(begin)

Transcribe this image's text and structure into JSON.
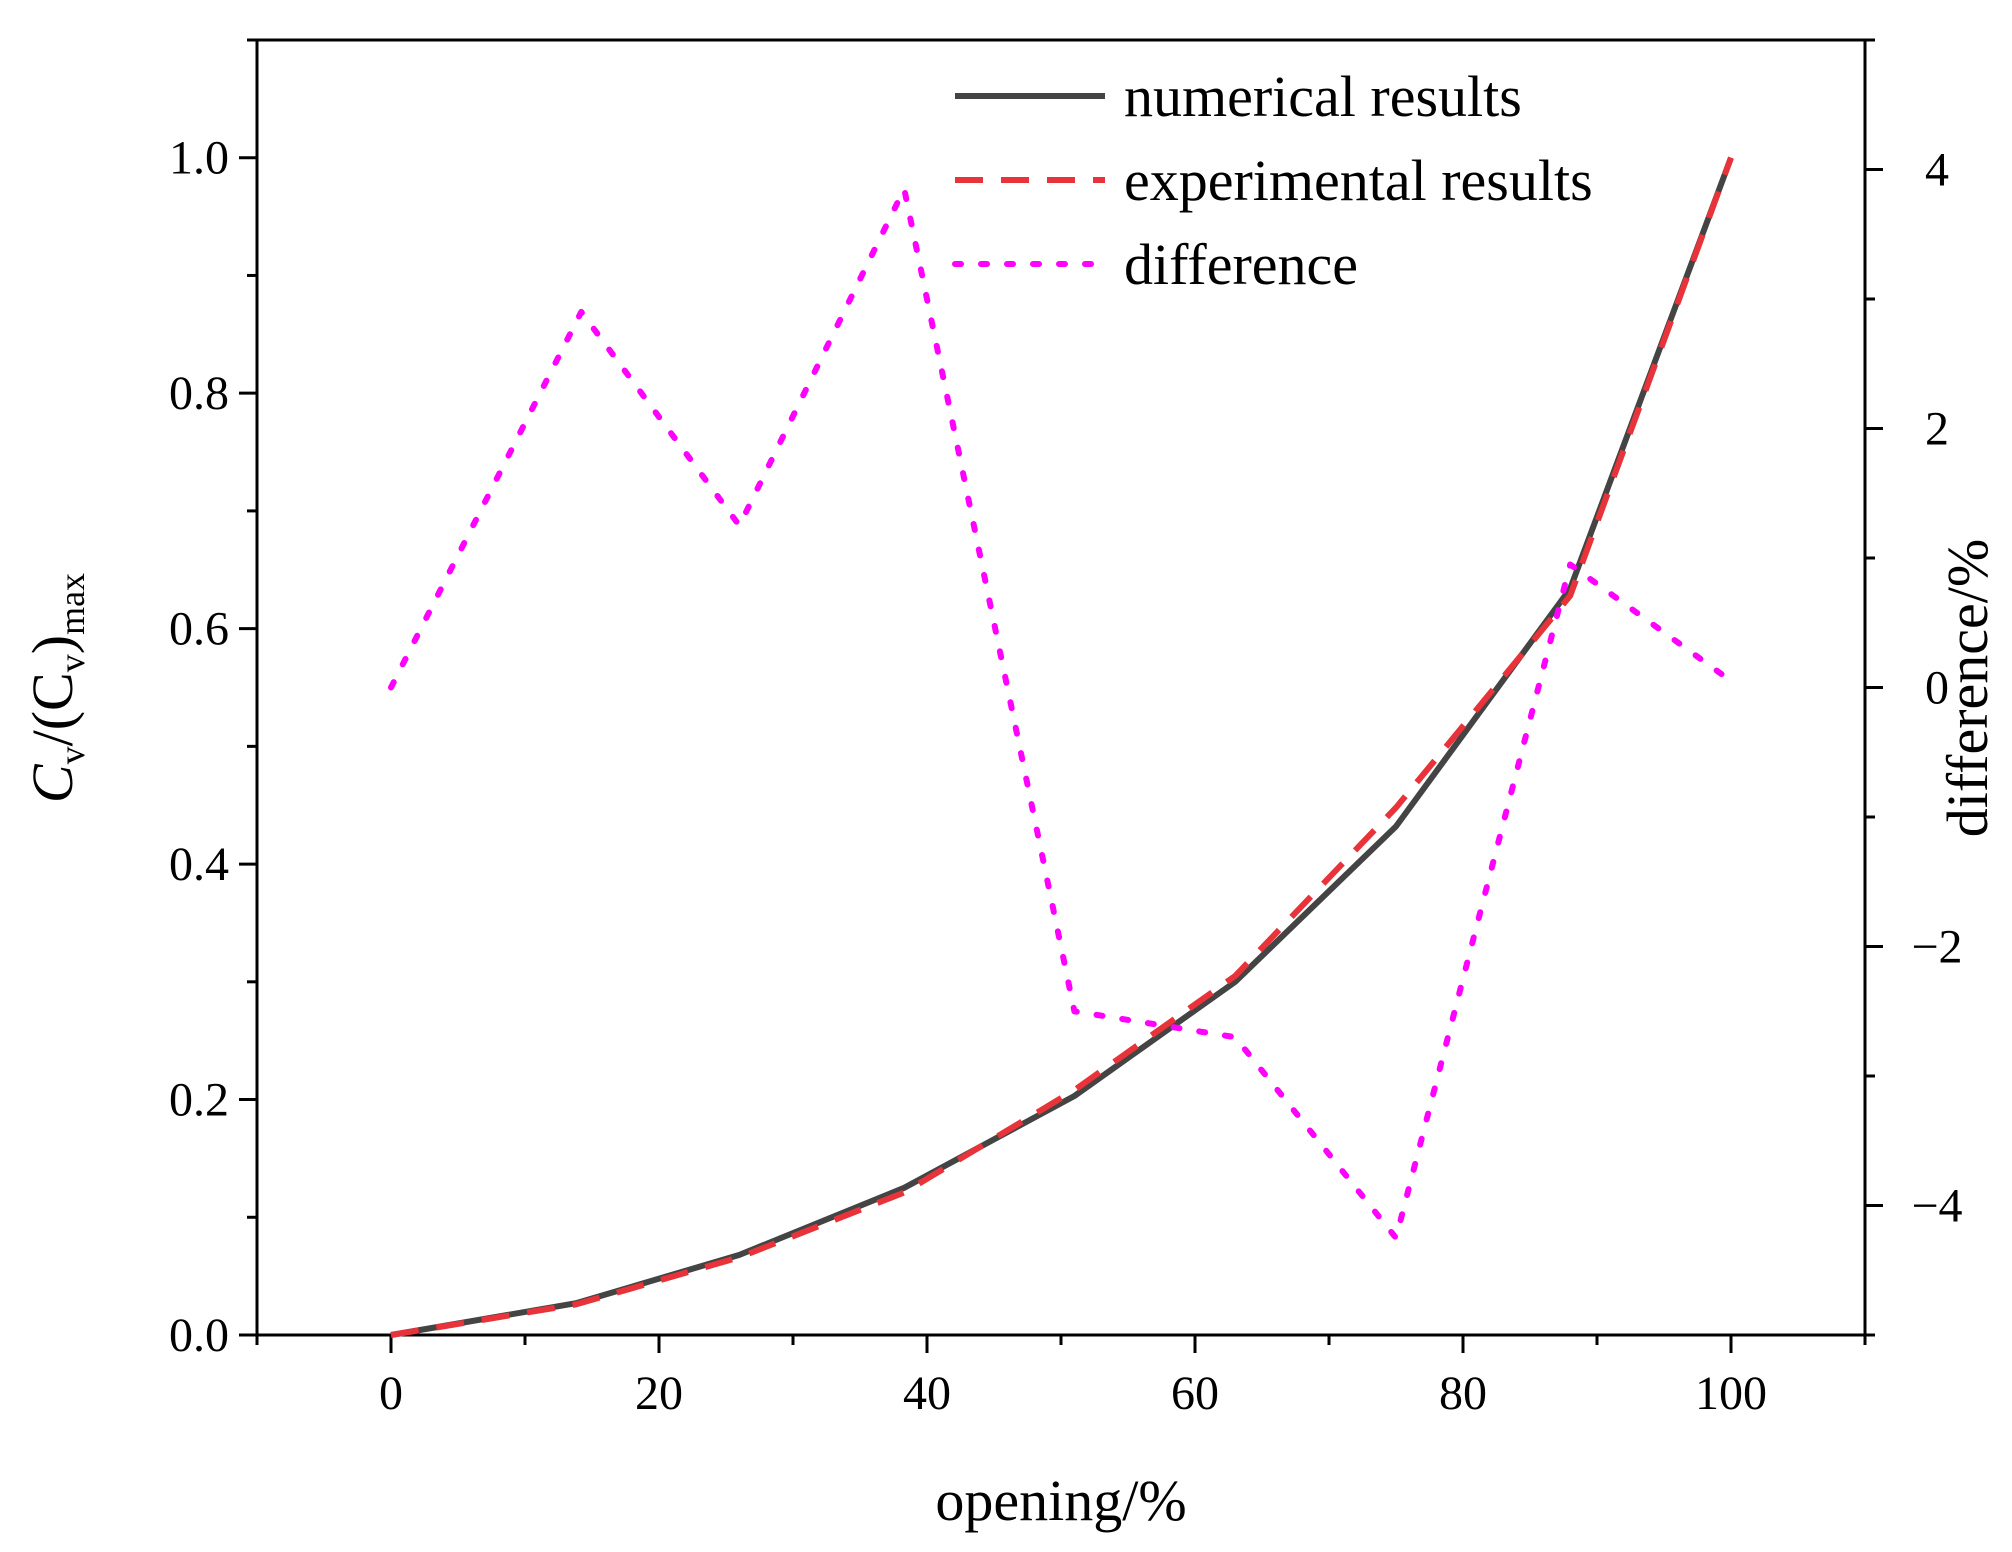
{
  "chart_data": {
    "type": "line",
    "xlabel": "opening/%",
    "ylabel": {
      "main": "C",
      "sub1": "v",
      "mid": "/(C",
      "sub2": "v",
      "close": ")",
      "sub3": "max"
    },
    "y2label": "difference/%",
    "xlim": [
      -10,
      110
    ],
    "ylim": [
      0,
      1.1
    ],
    "y2lim": [
      -5,
      5
    ],
    "xticks": [
      0,
      20,
      40,
      60,
      80,
      100
    ],
    "xtick_labels": [
      "0",
      "20",
      "40",
      "60",
      "80",
      "100"
    ],
    "yticks": [
      0,
      0.2,
      0.4,
      0.6,
      0.8,
      1.0
    ],
    "ytick_labels": [
      "0.0",
      "0.2",
      "0.4",
      "0.6",
      "0.8",
      "1.0"
    ],
    "y2ticks": [
      -4,
      -2,
      0,
      2,
      4
    ],
    "y2tick_labels": [
      "−4",
      "−2",
      "0",
      "2",
      "4"
    ],
    "series": [
      {
        "name": "numerical results",
        "axis": "left",
        "color": "#444444",
        "style": "solid",
        "x": [
          0,
          13.8,
          26,
          38.3,
          51,
          63,
          75,
          88,
          100
        ],
        "y": [
          0,
          0.027,
          0.068,
          0.125,
          0.203,
          0.3,
          0.432,
          0.634,
          1.0
        ]
      },
      {
        "name": "experimental results",
        "axis": "left",
        "color": "#e8333a",
        "style": "dashed",
        "x": [
          0,
          13.8,
          26,
          38.3,
          51,
          63,
          75,
          88,
          100
        ],
        "y": [
          0,
          0.026,
          0.066,
          0.121,
          0.208,
          0.305,
          0.448,
          0.628,
          1.0
        ]
      },
      {
        "name": "difference",
        "axis": "right",
        "color": "#ff00ff",
        "style": "dotted",
        "x": [
          0,
          14.2,
          26,
          38.3,
          51,
          63,
          75,
          88,
          100
        ],
        "y": [
          0,
          2.9,
          1.25,
          3.85,
          -2.5,
          -2.7,
          -4.25,
          0.95,
          0.05
        ]
      }
    ],
    "legend": {
      "position": "top-center",
      "entries": [
        "numerical results",
        "experimental results",
        "difference"
      ]
    }
  }
}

(end)

Set the pictures aside and transcribe the data above exactly.

[WRITTEN ANSWER]:
Transcribe this image's text and structure into JSON.
{
  "chart_data": {
    "type": "line",
    "xlabel": "opening/%",
    "ylabel": {
      "main": "C",
      "sub1": "v",
      "mid": "/(C",
      "sub2": "v",
      "close": ")",
      "sub3": "max"
    },
    "y2label": "difference/%",
    "xlim": [
      -10,
      110
    ],
    "ylim": [
      0,
      1.1
    ],
    "y2lim": [
      -5,
      5
    ],
    "xticks": [
      0,
      20,
      40,
      60,
      80,
      100
    ],
    "xtick_labels": [
      "0",
      "20",
      "40",
      "60",
      "80",
      "100"
    ],
    "yticks": [
      0,
      0.2,
      0.4,
      0.6,
      0.8,
      1.0
    ],
    "ytick_labels": [
      "0.0",
      "0.2",
      "0.4",
      "0.6",
      "0.8",
      "1.0"
    ],
    "y2ticks": [
      -4,
      -2,
      0,
      2,
      4
    ],
    "y2tick_labels": [
      "−4",
      "−2",
      "0",
      "2",
      "4"
    ],
    "series": [
      {
        "name": "numerical results",
        "axis": "left",
        "color": "#444444",
        "style": "solid",
        "x": [
          0,
          13.8,
          26,
          38.3,
          51,
          63,
          75,
          88,
          100
        ],
        "y": [
          0,
          0.027,
          0.068,
          0.125,
          0.203,
          0.3,
          0.432,
          0.634,
          1.0
        ]
      },
      {
        "name": "experimental results",
        "axis": "left",
        "color": "#e8333a",
        "style": "dashed",
        "x": [
          0,
          13.8,
          26,
          38.3,
          51,
          63,
          75,
          88,
          100
        ],
        "y": [
          0,
          0.026,
          0.066,
          0.121,
          0.208,
          0.305,
          0.448,
          0.628,
          1.0
        ]
      },
      {
        "name": "difference",
        "axis": "right",
        "color": "#ff00ff",
        "style": "dotted",
        "x": [
          0,
          14.2,
          26,
          38.3,
          51,
          63,
          75,
          88,
          100
        ],
        "y": [
          0,
          2.9,
          1.25,
          3.85,
          -2.5,
          -2.7,
          -4.25,
          0.95,
          0.05
        ]
      }
    ],
    "legend": {
      "position": "top-center",
      "entries": [
        "numerical results",
        "experimental results",
        "difference"
      ]
    }
  }
}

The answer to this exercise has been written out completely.